Given exercise ->
Copy every line that contains the string "title" from the entries below.

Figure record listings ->
....................

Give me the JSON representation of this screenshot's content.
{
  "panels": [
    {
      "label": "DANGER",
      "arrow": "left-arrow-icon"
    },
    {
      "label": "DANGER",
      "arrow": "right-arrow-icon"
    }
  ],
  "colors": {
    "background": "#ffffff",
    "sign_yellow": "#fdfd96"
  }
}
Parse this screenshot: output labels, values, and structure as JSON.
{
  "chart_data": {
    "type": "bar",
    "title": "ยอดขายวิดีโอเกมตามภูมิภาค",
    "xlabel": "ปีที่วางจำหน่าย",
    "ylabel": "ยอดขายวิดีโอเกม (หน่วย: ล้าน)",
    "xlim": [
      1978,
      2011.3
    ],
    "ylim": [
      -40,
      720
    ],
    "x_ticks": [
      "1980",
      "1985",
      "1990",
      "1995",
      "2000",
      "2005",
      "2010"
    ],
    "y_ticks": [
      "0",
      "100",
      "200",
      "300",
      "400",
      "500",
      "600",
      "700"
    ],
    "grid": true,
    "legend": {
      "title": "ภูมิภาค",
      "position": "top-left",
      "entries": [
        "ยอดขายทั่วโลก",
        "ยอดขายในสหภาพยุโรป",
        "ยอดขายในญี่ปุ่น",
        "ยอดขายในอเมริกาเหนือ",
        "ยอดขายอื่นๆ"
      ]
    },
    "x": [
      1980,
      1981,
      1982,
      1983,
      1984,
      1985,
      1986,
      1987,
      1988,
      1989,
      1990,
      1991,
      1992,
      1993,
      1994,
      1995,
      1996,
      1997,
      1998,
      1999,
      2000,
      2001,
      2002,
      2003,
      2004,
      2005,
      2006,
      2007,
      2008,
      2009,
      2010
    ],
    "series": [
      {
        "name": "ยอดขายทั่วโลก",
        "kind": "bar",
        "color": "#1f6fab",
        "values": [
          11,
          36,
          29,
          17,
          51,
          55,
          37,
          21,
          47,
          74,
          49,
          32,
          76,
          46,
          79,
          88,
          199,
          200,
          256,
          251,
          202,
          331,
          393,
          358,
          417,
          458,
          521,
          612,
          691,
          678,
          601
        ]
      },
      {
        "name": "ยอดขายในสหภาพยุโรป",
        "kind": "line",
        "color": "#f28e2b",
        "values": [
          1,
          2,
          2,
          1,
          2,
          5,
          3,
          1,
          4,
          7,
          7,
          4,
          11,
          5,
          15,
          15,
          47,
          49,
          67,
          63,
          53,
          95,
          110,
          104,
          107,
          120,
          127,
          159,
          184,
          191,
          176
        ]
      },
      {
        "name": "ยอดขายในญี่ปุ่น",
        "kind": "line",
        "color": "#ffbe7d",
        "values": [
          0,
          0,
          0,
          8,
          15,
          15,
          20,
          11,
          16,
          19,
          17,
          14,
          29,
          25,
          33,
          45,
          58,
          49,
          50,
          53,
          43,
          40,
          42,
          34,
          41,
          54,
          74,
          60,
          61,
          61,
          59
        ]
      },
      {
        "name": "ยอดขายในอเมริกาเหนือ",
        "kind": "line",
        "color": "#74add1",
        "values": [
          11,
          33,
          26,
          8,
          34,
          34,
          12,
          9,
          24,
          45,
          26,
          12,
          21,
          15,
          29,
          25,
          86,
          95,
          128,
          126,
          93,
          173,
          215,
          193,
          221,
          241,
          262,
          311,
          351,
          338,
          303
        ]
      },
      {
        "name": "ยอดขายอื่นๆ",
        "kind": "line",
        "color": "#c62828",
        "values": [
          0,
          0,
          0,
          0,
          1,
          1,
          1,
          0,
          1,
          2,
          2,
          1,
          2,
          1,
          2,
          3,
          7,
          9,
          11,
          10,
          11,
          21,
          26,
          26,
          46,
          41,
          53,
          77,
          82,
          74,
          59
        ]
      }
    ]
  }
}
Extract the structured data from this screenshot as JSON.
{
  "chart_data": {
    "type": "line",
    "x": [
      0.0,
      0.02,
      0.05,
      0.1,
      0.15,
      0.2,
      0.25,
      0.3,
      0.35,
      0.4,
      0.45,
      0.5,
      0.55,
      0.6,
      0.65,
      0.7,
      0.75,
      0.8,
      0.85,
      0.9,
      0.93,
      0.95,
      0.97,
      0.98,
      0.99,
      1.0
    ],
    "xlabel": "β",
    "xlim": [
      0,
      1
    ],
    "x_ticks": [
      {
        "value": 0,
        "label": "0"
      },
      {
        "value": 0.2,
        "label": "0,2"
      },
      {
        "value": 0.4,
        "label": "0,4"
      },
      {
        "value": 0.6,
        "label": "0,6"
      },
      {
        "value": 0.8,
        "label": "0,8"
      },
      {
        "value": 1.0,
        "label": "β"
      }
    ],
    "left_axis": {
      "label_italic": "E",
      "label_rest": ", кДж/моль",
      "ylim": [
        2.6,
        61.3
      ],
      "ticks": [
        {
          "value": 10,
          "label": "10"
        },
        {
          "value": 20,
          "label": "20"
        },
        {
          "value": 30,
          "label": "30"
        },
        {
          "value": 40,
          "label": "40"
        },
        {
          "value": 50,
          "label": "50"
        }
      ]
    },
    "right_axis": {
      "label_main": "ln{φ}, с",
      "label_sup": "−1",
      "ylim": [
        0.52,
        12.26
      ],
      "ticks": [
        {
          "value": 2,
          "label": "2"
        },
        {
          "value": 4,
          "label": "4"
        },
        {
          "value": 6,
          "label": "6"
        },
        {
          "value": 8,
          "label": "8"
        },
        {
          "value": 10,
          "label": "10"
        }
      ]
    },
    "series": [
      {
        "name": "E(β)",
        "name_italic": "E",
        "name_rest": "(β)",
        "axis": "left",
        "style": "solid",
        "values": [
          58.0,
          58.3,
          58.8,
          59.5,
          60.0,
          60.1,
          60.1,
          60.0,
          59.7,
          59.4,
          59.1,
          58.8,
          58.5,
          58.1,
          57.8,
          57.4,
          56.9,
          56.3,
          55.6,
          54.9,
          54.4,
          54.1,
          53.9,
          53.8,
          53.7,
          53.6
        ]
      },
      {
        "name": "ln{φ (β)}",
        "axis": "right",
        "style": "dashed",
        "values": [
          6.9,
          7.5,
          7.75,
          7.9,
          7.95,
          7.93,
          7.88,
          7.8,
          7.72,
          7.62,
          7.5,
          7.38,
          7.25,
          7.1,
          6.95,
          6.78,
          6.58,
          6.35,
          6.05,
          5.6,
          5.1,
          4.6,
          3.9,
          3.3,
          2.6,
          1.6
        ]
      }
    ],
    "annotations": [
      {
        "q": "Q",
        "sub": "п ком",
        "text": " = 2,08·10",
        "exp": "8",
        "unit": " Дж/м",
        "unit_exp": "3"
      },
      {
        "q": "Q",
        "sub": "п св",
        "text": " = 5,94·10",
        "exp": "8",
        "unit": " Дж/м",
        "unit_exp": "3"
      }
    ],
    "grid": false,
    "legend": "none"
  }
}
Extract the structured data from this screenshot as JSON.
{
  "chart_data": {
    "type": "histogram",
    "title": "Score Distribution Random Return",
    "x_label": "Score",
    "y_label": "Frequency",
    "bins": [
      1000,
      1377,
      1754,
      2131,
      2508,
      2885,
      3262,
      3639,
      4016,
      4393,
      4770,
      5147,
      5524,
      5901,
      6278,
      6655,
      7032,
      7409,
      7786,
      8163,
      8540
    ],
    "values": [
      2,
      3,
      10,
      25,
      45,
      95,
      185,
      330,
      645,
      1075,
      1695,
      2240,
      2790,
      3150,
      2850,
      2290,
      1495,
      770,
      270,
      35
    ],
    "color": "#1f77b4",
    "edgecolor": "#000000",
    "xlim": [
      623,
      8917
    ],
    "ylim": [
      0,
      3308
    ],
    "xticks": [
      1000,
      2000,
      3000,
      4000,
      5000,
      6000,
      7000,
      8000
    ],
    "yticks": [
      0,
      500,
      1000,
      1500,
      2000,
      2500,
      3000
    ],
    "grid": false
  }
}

....................

Output ->
    "title": "ยอดขายวิดีโอเกมตามภูมิภาค",
      "title": "ภูมิภาค",
    "title": "Score Distribution Random Return",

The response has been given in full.